From the records below, copy every line that contains the word "this".

LISTED RECORDS>
.....
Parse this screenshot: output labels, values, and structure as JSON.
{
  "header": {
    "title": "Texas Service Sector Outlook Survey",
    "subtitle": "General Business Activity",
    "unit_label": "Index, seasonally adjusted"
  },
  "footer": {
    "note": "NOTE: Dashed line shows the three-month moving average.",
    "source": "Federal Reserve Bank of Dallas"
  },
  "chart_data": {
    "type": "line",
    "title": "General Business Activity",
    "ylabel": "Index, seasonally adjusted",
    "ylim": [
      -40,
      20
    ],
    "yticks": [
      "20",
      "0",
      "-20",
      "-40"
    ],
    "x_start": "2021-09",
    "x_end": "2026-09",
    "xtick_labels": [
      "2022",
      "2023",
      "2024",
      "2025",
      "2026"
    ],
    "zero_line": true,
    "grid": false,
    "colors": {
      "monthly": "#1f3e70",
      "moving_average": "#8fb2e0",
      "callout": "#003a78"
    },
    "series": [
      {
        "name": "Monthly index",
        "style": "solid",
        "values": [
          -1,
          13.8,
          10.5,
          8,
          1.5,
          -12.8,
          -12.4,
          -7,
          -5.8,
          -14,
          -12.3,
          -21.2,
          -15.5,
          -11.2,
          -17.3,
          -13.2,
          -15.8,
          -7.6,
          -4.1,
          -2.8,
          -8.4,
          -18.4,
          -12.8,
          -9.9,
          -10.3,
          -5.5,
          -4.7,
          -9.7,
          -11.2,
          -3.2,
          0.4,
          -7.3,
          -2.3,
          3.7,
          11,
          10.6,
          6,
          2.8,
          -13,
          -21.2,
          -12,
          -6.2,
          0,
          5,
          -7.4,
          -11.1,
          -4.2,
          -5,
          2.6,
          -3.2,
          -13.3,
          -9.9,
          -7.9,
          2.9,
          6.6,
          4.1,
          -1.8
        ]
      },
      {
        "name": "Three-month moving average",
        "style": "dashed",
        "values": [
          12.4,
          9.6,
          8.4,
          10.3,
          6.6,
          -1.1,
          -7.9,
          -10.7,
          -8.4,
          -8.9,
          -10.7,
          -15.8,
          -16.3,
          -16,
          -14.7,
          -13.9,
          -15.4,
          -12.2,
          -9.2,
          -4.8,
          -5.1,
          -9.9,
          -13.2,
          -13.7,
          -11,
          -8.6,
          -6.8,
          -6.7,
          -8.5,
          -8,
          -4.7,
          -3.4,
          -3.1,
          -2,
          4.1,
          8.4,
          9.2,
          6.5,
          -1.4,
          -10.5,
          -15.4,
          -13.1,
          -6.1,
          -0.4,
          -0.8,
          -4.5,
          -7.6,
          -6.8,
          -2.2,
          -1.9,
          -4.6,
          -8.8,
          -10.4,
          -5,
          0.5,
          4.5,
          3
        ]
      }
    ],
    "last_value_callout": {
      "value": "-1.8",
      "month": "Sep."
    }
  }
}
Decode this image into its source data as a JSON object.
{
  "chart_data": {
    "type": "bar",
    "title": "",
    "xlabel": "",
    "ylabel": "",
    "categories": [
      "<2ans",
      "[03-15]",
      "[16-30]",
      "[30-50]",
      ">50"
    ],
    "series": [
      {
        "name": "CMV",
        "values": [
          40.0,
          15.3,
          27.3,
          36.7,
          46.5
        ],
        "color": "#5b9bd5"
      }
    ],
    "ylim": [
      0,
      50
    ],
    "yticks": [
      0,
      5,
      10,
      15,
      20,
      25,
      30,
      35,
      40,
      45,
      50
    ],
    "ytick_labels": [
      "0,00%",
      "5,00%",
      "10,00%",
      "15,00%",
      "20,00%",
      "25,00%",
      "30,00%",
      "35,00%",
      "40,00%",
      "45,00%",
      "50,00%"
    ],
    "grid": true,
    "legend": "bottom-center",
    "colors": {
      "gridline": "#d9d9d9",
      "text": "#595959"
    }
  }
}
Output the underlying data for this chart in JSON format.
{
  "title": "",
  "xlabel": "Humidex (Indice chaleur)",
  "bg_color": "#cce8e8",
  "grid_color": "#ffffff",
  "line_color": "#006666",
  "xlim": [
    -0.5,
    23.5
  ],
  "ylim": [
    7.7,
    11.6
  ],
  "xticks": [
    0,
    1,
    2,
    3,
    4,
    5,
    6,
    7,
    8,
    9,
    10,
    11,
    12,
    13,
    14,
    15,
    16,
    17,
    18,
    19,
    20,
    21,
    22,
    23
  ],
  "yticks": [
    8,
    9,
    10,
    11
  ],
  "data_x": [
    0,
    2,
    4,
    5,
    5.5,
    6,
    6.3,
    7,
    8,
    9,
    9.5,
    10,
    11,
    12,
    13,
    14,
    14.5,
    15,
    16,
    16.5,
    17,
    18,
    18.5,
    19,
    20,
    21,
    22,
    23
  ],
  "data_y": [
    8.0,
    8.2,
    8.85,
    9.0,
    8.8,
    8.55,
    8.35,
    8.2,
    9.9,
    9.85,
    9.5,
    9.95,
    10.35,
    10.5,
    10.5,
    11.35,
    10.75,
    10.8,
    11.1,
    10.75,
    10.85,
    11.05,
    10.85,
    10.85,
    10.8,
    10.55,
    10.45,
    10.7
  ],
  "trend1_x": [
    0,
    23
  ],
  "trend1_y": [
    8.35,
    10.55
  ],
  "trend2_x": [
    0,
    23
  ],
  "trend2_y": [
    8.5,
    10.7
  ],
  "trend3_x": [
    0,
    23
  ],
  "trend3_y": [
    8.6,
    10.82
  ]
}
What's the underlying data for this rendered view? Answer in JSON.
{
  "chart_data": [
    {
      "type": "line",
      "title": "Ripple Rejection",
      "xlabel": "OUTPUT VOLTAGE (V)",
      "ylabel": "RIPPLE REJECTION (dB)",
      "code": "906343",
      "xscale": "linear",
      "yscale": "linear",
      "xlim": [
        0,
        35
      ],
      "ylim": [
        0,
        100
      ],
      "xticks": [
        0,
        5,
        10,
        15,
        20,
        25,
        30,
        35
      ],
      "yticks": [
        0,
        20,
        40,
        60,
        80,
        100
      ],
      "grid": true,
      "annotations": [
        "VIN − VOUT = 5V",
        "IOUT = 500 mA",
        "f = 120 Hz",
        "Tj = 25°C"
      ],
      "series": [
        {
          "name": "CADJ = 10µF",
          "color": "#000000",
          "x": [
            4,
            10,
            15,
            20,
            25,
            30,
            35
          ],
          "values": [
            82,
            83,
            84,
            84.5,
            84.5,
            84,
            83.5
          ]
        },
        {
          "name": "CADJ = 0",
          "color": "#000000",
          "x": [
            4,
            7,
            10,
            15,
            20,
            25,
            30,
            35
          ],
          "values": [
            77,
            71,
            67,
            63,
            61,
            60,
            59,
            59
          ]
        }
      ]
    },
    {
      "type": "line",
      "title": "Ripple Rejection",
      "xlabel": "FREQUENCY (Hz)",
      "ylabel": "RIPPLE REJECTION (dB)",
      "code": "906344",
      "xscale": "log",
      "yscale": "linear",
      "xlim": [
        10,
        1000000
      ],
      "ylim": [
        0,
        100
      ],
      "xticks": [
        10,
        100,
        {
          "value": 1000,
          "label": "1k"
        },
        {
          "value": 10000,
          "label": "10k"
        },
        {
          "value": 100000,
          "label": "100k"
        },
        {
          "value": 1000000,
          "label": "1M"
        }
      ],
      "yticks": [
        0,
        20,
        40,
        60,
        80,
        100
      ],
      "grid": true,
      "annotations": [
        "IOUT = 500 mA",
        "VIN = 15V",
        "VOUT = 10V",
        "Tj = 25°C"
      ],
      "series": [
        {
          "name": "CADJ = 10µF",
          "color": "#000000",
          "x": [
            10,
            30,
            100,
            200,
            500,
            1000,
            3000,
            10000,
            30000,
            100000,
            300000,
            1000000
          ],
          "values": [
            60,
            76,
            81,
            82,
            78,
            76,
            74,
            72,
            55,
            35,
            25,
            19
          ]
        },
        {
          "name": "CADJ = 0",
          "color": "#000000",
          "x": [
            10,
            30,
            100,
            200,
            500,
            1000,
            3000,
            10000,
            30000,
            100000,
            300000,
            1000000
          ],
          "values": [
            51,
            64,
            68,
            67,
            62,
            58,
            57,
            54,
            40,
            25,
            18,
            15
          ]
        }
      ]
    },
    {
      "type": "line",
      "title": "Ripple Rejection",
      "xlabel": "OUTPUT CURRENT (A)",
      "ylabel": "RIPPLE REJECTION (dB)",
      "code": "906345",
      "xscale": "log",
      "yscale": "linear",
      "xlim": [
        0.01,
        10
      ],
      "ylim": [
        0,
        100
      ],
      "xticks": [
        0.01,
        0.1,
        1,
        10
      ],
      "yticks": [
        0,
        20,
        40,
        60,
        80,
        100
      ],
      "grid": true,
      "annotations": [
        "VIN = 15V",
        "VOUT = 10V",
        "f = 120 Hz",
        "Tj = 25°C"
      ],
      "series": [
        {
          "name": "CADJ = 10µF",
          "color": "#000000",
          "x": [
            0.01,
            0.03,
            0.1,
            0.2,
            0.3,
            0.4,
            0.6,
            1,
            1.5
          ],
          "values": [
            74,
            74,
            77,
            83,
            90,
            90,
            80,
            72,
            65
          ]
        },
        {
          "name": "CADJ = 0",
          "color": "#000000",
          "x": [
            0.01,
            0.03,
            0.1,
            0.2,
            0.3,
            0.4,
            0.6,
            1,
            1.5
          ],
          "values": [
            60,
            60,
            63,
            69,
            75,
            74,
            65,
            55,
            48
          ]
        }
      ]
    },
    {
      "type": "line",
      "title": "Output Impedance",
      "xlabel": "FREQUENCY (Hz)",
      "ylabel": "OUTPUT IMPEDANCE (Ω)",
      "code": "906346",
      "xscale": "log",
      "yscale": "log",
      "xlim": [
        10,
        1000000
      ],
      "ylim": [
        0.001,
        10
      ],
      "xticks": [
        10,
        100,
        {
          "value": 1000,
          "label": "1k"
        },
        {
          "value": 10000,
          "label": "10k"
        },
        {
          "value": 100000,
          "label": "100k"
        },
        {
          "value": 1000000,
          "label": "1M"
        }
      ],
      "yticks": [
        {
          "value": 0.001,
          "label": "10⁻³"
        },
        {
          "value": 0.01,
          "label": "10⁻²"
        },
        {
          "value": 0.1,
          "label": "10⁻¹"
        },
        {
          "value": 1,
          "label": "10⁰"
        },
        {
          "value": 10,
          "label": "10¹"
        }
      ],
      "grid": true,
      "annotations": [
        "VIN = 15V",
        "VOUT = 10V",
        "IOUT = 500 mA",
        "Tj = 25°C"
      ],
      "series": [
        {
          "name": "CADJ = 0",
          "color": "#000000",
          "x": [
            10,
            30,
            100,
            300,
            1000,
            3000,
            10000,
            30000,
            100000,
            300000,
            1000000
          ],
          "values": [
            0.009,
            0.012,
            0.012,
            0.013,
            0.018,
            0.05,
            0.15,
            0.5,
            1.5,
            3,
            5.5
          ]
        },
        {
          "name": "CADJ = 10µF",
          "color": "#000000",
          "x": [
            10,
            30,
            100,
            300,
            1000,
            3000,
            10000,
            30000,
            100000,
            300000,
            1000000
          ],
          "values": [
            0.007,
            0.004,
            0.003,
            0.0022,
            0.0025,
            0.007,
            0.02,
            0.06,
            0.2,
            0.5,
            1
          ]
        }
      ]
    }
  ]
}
.....
EXERCISE RESPONSE>
Parse this screenshot: output labels, values, and structure as JSON.
Decode this image into its source data as a JSON object.
Output the underlying data for this chart in JSON format.
What's the underlying data for this rendered view? Answer in JSON.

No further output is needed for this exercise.